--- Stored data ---
:::::
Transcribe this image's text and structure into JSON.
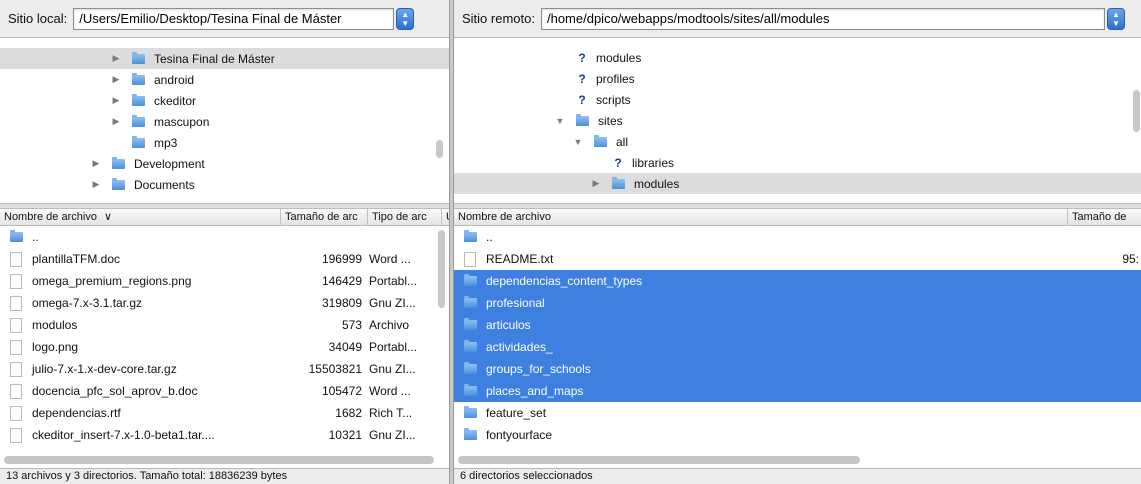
{
  "local": {
    "label": "Sitio local:",
    "path": "/Users/Emilio/Desktop/Tesina Final de Máster",
    "tree": [
      {
        "name": "Tesina Final de Máster",
        "indent": 2,
        "kind": "folder",
        "expander": true,
        "selected": true
      },
      {
        "name": "android",
        "indent": 2,
        "kind": "folder",
        "expander": true
      },
      {
        "name": "ckeditor",
        "indent": 2,
        "kind": "folder",
        "expander": true
      },
      {
        "name": "mascupon",
        "indent": 2,
        "kind": "folder",
        "expander": true
      },
      {
        "name": "mp3",
        "indent": 2,
        "kind": "folder",
        "expander": false
      },
      {
        "name": "Development",
        "indent": 1,
        "kind": "folder",
        "expander": true
      },
      {
        "name": "Documents",
        "indent": 1,
        "kind": "folder",
        "expander": true
      }
    ],
    "columns": {
      "name": "Nombre de archivo",
      "size": "Tamaño de arc",
      "type": "Tipo de arc",
      "last": "Ú"
    },
    "sort_indicator": "∨",
    "files": [
      {
        "name": "..",
        "size": "",
        "type": "",
        "icon": "folder"
      },
      {
        "name": "plantillaTFM.doc",
        "size": "196999",
        "type": "Word ...",
        "icon": "doc"
      },
      {
        "name": "omega_premium_regions.png",
        "size": "146429",
        "type": "Portabl...",
        "icon": "doc"
      },
      {
        "name": "omega-7.x-3.1.tar.gz",
        "size": "319809",
        "type": "Gnu ZI...",
        "icon": "doc"
      },
      {
        "name": "modulos",
        "size": "573",
        "type": "Archivo",
        "icon": "doc"
      },
      {
        "name": "logo.png",
        "size": "34049",
        "type": "Portabl...",
        "icon": "doc"
      },
      {
        "name": "julio-7.x-1.x-dev-core.tar.gz",
        "size": "15503821",
        "type": "Gnu ZI...",
        "icon": "doc"
      },
      {
        "name": "docencia_pfc_sol_aprov_b.doc",
        "size": "105472",
        "type": "Word ...",
        "icon": "doc"
      },
      {
        "name": "dependencias.rtf",
        "size": "1682",
        "type": "Rich T...",
        "icon": "doc"
      },
      {
        "name": "ckeditor_insert-7.x-1.0-beta1.tar....",
        "size": "10321",
        "type": "Gnu ZI...",
        "icon": "doc"
      }
    ],
    "status": "13 archivos y 3 directorios. Tamaño total: 18836239 bytes"
  },
  "remote": {
    "label": "Sitio remoto:",
    "path": "/home/dpico/webapps/modtools/sites/all/modules",
    "tree": [
      {
        "name": "modules",
        "indent": 0,
        "kind": "unknown",
        "expander": false
      },
      {
        "name": "profiles",
        "indent": 0,
        "kind": "unknown",
        "expander": false
      },
      {
        "name": "scripts",
        "indent": 0,
        "kind": "unknown",
        "expander": false
      },
      {
        "name": "sites",
        "indent": 0,
        "kind": "folder",
        "expander": "open"
      },
      {
        "name": "all",
        "indent": 1,
        "kind": "folder",
        "expander": "open"
      },
      {
        "name": "libraries",
        "indent": 2,
        "kind": "unknown",
        "expander": false
      },
      {
        "name": "modules",
        "indent": 2,
        "kind": "folder",
        "expander": true,
        "selected": true
      }
    ],
    "columns": {
      "name": "Nombre de archivo",
      "size": "Tamaño de"
    },
    "files": [
      {
        "name": "..",
        "size": "",
        "icon": "folder",
        "selected": false
      },
      {
        "name": "README.txt",
        "size": "95:",
        "icon": "doc",
        "selected": false
      },
      {
        "name": "dependencias_content_types",
        "size": "",
        "icon": "folder",
        "selected": true
      },
      {
        "name": "profesional",
        "size": "",
        "icon": "folder",
        "selected": true
      },
      {
        "name": "articulos",
        "size": "",
        "icon": "folder",
        "selected": true
      },
      {
        "name": "actividades_",
        "size": "",
        "icon": "folder",
        "selected": true
      },
      {
        "name": "groups_for_schools",
        "size": "",
        "icon": "folder",
        "selected": true
      },
      {
        "name": "places_and_maps",
        "size": "",
        "icon": "folder",
        "selected": true
      },
      {
        "name": "feature_set",
        "size": "",
        "icon": "folder",
        "selected": false
      },
      {
        "name": "fontyourface",
        "size": "",
        "icon": "folder",
        "selected": false
      }
    ],
    "status": "6 directorios seleccionados"
  },
  "accent_color": "#3d80df"
}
:::::
--- Written task ---
Restate the whole listing above exactly, except for its images.

--- Task solution ---
Transcribe this image's text and structure into JSON.
{
  "local": {
    "label": "Sitio local:",
    "path": "/Users/Emilio/Desktop/Tesina Final de Máster",
    "tree": [
      {
        "name": "Tesina Final de Máster",
        "indent": 2,
        "kind": "folder",
        "expander": true,
        "selected": true
      },
      {
        "name": "android",
        "indent": 2,
        "kind": "folder",
        "expander": true
      },
      {
        "name": "ckeditor",
        "indent": 2,
        "kind": "folder",
        "expander": true
      },
      {
        "name": "mascupon",
        "indent": 2,
        "kind": "folder",
        "expander": true
      },
      {
        "name": "mp3",
        "indent": 2,
        "kind": "folder",
        "expander": false
      },
      {
        "name": "Development",
        "indent": 1,
        "kind": "folder",
        "expander": true
      },
      {
        "name": "Documents",
        "indent": 1,
        "kind": "folder",
        "expander": true
      }
    ],
    "columns": {
      "name": "Nombre de archivo",
      "size": "Tamaño de arc",
      "type": "Tipo de arc",
      "last": "Ú"
    },
    "sort_indicator": "∨",
    "files": [
      {
        "name": "..",
        "size": "",
        "type": "",
        "icon": "folder"
      },
      {
        "name": "plantillaTFM.doc",
        "size": "196999",
        "type": "Word ...",
        "icon": "doc"
      },
      {
        "name": "omega_premium_regions.png",
        "size": "146429",
        "type": "Portabl...",
        "icon": "doc"
      },
      {
        "name": "omega-7.x-3.1.tar.gz",
        "size": "319809",
        "type": "Gnu ZI...",
        "icon": "doc"
      },
      {
        "name": "modulos",
        "size": "573",
        "type": "Archivo",
        "icon": "doc"
      },
      {
        "name": "logo.png",
        "size": "34049",
        "type": "Portabl...",
        "icon": "doc"
      },
      {
        "name": "julio-7.x-1.x-dev-core.tar.gz",
        "size": "15503821",
        "type": "Gnu ZI...",
        "icon": "doc"
      },
      {
        "name": "docencia_pfc_sol_aprov_b.doc",
        "size": "105472",
        "type": "Word ...",
        "icon": "doc"
      },
      {
        "name": "dependencias.rtf",
        "size": "1682",
        "type": "Rich T...",
        "icon": "doc"
      },
      {
        "name": "ckeditor_insert-7.x-1.0-beta1.tar....",
        "size": "10321",
        "type": "Gnu ZI...",
        "icon": "doc"
      }
    ],
    "status": "13 archivos y 3 directorios. Tamaño total: 18836239 bytes"
  },
  "remote": {
    "label": "Sitio remoto:",
    "path": "/home/dpico/webapps/modtools/sites/all/modules",
    "tree": [
      {
        "name": "modules",
        "indent": 0,
        "kind": "unknown",
        "expander": false
      },
      {
        "name": "profiles",
        "indent": 0,
        "kind": "unknown",
        "expander": false
      },
      {
        "name": "scripts",
        "indent": 0,
        "kind": "unknown",
        "expander": false
      },
      {
        "name": "sites",
        "indent": 0,
        "kind": "folder",
        "expander": "open"
      },
      {
        "name": "all",
        "indent": 1,
        "kind": "folder",
        "expander": "open"
      },
      {
        "name": "libraries",
        "indent": 2,
        "kind": "unknown",
        "expander": false
      },
      {
        "name": "modules",
        "indent": 2,
        "kind": "folder",
        "expander": true,
        "selected": true
      }
    ],
    "columns": {
      "name": "Nombre de archivo",
      "size": "Tamaño de"
    },
    "files": [
      {
        "name": "..",
        "size": "",
        "icon": "folder",
        "selected": false
      },
      {
        "name": "README.txt",
        "size": "95:",
        "icon": "doc",
        "selected": false
      },
      {
        "name": "dependencias_content_types",
        "size": "",
        "icon": "folder",
        "selected": true
      },
      {
        "name": "profesional",
        "size": "",
        "icon": "folder",
        "selected": true
      },
      {
        "name": "articulos",
        "size": "",
        "icon": "folder",
        "selected": true
      },
      {
        "name": "actividades_",
        "size": "",
        "icon": "folder",
        "selected": true
      },
      {
        "name": "groups_for_schools",
        "size": "",
        "icon": "folder",
        "selected": true
      },
      {
        "name": "places_and_maps",
        "size": "",
        "icon": "folder",
        "selected": true
      },
      {
        "name": "feature_set",
        "size": "",
        "icon": "folder",
        "selected": false
      },
      {
        "name": "fontyourface",
        "size": "",
        "icon": "folder",
        "selected": false
      }
    ],
    "status": "6 directorios seleccionados"
  },
  "accent_color": "#3d80df"
}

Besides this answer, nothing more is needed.